== The exercise ==
Which lines hold the string "residuals"? Copy every one of them.

-------------------------

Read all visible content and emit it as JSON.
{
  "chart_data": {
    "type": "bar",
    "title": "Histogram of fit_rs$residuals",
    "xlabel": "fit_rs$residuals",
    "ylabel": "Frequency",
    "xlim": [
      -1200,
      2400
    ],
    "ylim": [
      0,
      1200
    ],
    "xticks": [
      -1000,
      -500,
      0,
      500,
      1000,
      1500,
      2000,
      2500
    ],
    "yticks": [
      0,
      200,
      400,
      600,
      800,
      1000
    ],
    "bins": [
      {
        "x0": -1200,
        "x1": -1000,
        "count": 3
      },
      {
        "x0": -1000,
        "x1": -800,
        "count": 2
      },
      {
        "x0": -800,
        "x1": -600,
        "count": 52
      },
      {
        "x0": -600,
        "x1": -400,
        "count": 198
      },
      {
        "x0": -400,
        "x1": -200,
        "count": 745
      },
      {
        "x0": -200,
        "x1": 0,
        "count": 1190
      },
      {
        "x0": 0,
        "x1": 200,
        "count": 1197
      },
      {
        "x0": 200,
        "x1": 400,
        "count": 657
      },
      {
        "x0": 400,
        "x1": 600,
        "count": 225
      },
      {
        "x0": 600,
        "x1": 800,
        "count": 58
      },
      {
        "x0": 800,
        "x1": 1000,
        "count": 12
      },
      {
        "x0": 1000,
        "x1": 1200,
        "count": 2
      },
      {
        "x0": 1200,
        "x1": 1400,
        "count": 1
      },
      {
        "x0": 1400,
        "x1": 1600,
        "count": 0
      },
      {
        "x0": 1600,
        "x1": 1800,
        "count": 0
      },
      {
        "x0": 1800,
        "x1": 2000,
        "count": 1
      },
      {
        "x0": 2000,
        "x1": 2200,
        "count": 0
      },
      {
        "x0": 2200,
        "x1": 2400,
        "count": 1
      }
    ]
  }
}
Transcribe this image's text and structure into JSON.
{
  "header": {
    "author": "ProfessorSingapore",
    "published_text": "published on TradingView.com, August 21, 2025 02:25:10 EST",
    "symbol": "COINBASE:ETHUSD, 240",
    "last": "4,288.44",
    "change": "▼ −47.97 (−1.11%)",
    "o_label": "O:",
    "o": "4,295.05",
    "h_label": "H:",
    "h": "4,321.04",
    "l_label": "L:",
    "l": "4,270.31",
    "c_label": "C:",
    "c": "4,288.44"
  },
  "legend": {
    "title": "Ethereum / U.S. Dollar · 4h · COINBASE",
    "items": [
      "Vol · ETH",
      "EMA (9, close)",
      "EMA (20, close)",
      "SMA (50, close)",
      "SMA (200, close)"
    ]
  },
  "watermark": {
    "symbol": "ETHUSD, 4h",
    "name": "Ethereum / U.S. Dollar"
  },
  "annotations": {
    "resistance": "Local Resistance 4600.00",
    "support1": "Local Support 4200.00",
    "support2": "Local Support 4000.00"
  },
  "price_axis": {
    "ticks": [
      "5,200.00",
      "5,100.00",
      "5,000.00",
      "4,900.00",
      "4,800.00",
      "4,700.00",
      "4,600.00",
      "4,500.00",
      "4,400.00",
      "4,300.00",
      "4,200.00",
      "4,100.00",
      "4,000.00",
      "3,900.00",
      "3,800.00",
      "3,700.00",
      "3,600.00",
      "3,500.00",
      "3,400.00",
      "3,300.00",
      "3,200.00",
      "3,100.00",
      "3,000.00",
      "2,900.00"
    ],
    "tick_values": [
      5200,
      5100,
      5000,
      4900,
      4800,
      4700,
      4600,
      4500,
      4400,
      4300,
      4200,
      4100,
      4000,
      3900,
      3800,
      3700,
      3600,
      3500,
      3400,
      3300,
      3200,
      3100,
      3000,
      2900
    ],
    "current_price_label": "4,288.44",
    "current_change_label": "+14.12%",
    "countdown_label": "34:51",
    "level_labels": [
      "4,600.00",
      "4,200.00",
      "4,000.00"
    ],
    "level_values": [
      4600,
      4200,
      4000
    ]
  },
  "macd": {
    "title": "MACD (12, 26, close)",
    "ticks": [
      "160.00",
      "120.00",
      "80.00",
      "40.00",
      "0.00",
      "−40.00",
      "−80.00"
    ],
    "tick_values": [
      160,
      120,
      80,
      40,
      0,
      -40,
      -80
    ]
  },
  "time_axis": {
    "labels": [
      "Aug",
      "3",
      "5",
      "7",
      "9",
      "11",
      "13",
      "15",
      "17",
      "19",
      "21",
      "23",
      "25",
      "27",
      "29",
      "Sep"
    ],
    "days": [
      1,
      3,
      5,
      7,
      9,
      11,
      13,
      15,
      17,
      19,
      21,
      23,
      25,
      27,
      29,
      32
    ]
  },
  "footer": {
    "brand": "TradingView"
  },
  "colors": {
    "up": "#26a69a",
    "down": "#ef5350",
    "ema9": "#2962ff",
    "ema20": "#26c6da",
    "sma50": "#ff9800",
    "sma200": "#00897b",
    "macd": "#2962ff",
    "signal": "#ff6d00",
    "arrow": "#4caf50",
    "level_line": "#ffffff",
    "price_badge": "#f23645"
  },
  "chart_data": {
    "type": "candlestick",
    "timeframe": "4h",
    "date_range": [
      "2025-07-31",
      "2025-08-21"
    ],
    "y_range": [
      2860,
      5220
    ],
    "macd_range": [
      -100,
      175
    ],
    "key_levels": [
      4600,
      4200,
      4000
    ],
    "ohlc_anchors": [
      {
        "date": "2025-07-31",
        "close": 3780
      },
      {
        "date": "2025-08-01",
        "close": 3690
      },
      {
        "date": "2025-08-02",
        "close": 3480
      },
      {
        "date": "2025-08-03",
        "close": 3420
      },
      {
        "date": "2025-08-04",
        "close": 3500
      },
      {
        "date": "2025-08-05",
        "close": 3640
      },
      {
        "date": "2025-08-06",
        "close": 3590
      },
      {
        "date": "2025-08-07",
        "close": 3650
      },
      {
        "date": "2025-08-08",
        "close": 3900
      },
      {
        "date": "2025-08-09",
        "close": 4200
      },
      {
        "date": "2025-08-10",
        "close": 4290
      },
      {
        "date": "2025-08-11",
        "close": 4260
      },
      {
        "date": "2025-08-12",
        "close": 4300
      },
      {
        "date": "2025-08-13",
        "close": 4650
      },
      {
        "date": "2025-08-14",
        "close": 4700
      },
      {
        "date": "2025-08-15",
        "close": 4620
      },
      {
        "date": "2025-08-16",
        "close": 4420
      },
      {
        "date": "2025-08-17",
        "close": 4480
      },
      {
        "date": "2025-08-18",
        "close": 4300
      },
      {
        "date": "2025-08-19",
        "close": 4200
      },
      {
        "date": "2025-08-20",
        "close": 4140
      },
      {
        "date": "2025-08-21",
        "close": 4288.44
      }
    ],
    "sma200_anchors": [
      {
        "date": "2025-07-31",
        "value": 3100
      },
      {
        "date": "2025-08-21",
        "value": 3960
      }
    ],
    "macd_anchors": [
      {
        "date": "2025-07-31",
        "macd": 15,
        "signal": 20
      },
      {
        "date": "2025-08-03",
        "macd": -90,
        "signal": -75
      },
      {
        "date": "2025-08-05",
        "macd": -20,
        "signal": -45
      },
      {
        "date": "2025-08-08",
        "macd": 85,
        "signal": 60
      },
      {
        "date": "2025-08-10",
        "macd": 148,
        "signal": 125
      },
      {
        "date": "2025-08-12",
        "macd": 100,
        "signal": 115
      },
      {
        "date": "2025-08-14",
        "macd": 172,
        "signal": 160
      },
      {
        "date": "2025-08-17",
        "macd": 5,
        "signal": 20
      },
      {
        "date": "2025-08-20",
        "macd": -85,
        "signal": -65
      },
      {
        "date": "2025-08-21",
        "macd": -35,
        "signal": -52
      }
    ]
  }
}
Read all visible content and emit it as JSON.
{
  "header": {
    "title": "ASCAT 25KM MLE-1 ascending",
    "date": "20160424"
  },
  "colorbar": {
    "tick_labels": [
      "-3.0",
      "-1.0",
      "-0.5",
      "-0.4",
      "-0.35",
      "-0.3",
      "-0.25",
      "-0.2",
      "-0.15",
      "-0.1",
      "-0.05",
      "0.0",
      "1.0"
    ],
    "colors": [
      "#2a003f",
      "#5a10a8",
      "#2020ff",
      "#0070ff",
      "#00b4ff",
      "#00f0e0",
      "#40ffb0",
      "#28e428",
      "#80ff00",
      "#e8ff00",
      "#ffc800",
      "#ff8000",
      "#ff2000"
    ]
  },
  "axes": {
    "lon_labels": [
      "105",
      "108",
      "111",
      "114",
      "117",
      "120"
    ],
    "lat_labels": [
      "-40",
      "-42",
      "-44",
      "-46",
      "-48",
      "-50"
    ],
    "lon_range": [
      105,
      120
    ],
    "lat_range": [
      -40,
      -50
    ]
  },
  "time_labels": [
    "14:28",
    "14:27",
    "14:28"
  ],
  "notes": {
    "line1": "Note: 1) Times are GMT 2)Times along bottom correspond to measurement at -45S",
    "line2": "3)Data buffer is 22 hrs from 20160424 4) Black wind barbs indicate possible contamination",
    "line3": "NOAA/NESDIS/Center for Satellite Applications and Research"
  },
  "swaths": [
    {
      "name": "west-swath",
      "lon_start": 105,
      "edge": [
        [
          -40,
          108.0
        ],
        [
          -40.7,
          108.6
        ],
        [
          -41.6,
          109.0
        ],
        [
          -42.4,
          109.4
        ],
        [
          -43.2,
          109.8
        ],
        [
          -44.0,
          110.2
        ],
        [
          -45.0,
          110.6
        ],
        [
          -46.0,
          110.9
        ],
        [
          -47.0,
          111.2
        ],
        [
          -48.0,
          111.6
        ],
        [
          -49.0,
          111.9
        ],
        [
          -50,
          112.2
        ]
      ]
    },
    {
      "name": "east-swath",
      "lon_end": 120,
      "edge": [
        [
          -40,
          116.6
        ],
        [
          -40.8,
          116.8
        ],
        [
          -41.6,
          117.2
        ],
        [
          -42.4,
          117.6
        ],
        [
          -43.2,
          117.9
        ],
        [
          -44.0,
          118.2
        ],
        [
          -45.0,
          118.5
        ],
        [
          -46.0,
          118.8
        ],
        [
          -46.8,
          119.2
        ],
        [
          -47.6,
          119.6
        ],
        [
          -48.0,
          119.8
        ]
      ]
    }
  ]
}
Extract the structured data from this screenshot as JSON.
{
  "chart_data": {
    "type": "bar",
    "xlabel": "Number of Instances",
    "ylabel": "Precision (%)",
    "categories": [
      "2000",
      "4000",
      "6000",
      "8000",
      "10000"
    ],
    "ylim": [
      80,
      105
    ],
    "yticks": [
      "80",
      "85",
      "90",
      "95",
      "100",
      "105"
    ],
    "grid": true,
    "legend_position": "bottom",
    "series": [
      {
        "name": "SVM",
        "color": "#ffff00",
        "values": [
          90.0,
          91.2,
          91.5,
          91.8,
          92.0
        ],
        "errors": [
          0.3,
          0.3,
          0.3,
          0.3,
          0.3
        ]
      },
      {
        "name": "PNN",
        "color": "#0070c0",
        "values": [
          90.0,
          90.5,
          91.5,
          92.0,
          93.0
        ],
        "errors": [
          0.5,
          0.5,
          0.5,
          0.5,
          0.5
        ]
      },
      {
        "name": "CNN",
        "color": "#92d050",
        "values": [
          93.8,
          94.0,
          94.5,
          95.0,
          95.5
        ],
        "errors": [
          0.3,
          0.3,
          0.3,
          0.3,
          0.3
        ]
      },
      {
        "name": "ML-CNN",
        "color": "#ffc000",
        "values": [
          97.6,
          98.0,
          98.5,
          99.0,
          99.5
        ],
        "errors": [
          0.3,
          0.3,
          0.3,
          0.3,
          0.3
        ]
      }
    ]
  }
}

-------------------------

== Answer to the problem ==
    "title": "Histogram of fit_rs$residuals",
    "xlabel": "fit_rs$residuals",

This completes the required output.